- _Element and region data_
————————

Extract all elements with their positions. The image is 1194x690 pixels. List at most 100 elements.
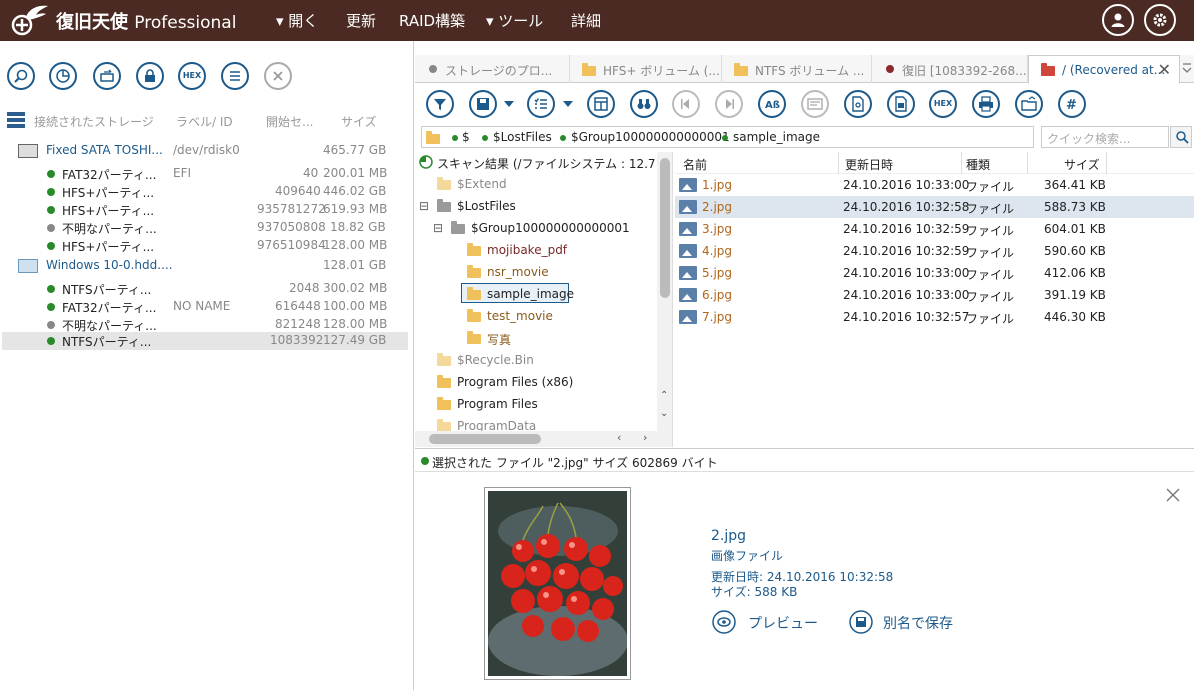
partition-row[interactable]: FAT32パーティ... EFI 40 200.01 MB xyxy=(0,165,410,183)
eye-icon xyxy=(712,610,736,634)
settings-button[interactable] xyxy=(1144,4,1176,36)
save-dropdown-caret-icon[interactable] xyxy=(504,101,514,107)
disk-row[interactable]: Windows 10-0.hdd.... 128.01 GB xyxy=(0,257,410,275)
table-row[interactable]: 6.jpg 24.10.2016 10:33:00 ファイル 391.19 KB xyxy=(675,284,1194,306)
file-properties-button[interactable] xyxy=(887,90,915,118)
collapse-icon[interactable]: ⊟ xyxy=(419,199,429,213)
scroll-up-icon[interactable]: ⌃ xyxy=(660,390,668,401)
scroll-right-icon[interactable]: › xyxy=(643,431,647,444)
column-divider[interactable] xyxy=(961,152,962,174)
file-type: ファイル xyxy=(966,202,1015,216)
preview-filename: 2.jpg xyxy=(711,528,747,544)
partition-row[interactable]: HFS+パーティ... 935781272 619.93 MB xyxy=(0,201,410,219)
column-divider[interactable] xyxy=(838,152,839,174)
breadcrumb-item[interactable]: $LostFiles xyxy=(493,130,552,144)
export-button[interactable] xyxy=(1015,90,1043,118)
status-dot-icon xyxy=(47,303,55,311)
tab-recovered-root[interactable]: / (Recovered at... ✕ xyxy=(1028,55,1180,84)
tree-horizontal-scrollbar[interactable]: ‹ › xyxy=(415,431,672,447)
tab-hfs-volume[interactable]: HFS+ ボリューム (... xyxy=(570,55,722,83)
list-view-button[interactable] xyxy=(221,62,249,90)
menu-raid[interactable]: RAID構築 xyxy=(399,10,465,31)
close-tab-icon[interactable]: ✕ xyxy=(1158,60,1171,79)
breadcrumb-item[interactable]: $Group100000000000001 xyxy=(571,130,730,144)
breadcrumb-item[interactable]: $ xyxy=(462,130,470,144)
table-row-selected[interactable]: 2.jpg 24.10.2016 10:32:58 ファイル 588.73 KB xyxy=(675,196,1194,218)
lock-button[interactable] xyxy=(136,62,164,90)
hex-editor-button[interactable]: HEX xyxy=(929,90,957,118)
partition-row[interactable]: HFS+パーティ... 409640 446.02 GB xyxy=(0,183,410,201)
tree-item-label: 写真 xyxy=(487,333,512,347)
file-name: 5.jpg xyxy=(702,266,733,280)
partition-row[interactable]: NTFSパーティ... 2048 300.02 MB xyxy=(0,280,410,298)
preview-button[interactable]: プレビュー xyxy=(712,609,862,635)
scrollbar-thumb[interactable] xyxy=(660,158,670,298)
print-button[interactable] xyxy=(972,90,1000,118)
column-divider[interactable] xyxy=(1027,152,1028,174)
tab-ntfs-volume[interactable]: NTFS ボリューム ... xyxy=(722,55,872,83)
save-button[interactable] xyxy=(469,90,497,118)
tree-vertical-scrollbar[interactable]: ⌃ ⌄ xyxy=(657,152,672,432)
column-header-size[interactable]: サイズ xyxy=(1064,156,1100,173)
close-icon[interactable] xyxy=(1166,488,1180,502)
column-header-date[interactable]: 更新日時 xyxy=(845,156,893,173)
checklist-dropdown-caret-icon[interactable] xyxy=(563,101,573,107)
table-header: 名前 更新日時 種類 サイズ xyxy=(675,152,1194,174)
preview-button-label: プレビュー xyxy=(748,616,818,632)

————————

Rewrite every row above with "column-divider" changed to "column-separator" wherever it occurs, keeping everything else the same. Leave the pictures out of your answer.

- _Reply to the task_
Extract all elements with their positions. The image is 1194x690 pixels. List at most 100 elements.
partition-row[interactable]: FAT32パーティ... EFI 40 200.01 MB xyxy=(0,165,410,183)
eye-icon xyxy=(712,610,736,634)
settings-button[interactable] xyxy=(1144,4,1176,36)
save-dropdown-caret-icon[interactable] xyxy=(504,101,514,107)
disk-row[interactable]: Windows 10-0.hdd.... 128.01 GB xyxy=(0,257,410,275)
table-row[interactable]: 6.jpg 24.10.2016 10:33:00 ファイル 391.19 KB xyxy=(675,284,1194,306)
file-properties-button[interactable] xyxy=(887,90,915,118)
collapse-icon[interactable]: ⊟ xyxy=(419,199,429,213)
scroll-up-icon[interactable]: ⌃ xyxy=(660,390,668,401)
scroll-right-icon[interactable]: › xyxy=(643,431,647,444)
column-separator[interactable] xyxy=(961,152,962,174)
file-type: ファイル xyxy=(966,202,1015,216)
preview-filename: 2.jpg xyxy=(711,528,747,544)
partition-row[interactable]: HFS+パーティ... 935781272 619.93 MB xyxy=(0,201,410,219)
column-separator[interactable] xyxy=(838,152,839,174)
breadcrumb-item[interactable]: $LostFiles xyxy=(493,130,552,144)
export-button[interactable] xyxy=(1015,90,1043,118)
status-dot-icon xyxy=(47,303,55,311)
tab-recovered-root[interactable]: / (Recovered at... ✕ xyxy=(1028,55,1180,84)
tree-horizontal-scrollbar[interactable]: ‹ › xyxy=(415,431,672,447)
tab-hfs-volume[interactable]: HFS+ ボリューム (... xyxy=(570,55,722,83)
list-view-button[interactable] xyxy=(221,62,249,90)
menu-raid[interactable]: RAID構築 xyxy=(399,10,465,31)
close-tab-icon[interactable]: ✕ xyxy=(1158,60,1171,79)
breadcrumb-item[interactable]: $Group100000000000001 xyxy=(571,130,730,144)
breadcrumb-item[interactable]: $ xyxy=(462,130,470,144)
table-row-selected[interactable]: 2.jpg 24.10.2016 10:32:58 ファイル 588.73 KB xyxy=(675,196,1194,218)
lock-button[interactable] xyxy=(136,62,164,90)
hex-editor-button[interactable]: HEX xyxy=(929,90,957,118)
partition-row[interactable]: HFS+パーティ... 409640 446.02 GB xyxy=(0,183,410,201)
tree-item-label: 写真 xyxy=(487,333,512,347)
file-name: 5.jpg xyxy=(702,266,733,280)
partition-row[interactable]: NTFSパーティ... 2048 300.02 MB xyxy=(0,280,410,298)
preview-button[interactable]: プレビュー xyxy=(712,609,862,635)
scrollbar-thumb[interactable] xyxy=(660,158,670,298)
print-button[interactable] xyxy=(972,90,1000,118)
column-separator[interactable] xyxy=(1027,152,1028,174)
tab-ntfs-volume[interactable]: NTFS ボリューム ... xyxy=(722,55,872,83)
save-button[interactable] xyxy=(469,90,497,118)
tree-vertical-scrollbar[interactable]: ⌃ ⌄ xyxy=(657,152,672,432)
column-header-size[interactable]: サイズ xyxy=(1064,156,1100,173)
close-icon[interactable] xyxy=(1166,488,1180,502)
column-header-date[interactable]: 更新日時 xyxy=(845,156,893,173)
checklist-dropdown-caret-icon[interactable] xyxy=(563,101,573,107)
table-header: 名前 更新日時 種類 サイズ xyxy=(675,152,1194,174)
preview-button-label: プレビュー xyxy=(748,616,818,632)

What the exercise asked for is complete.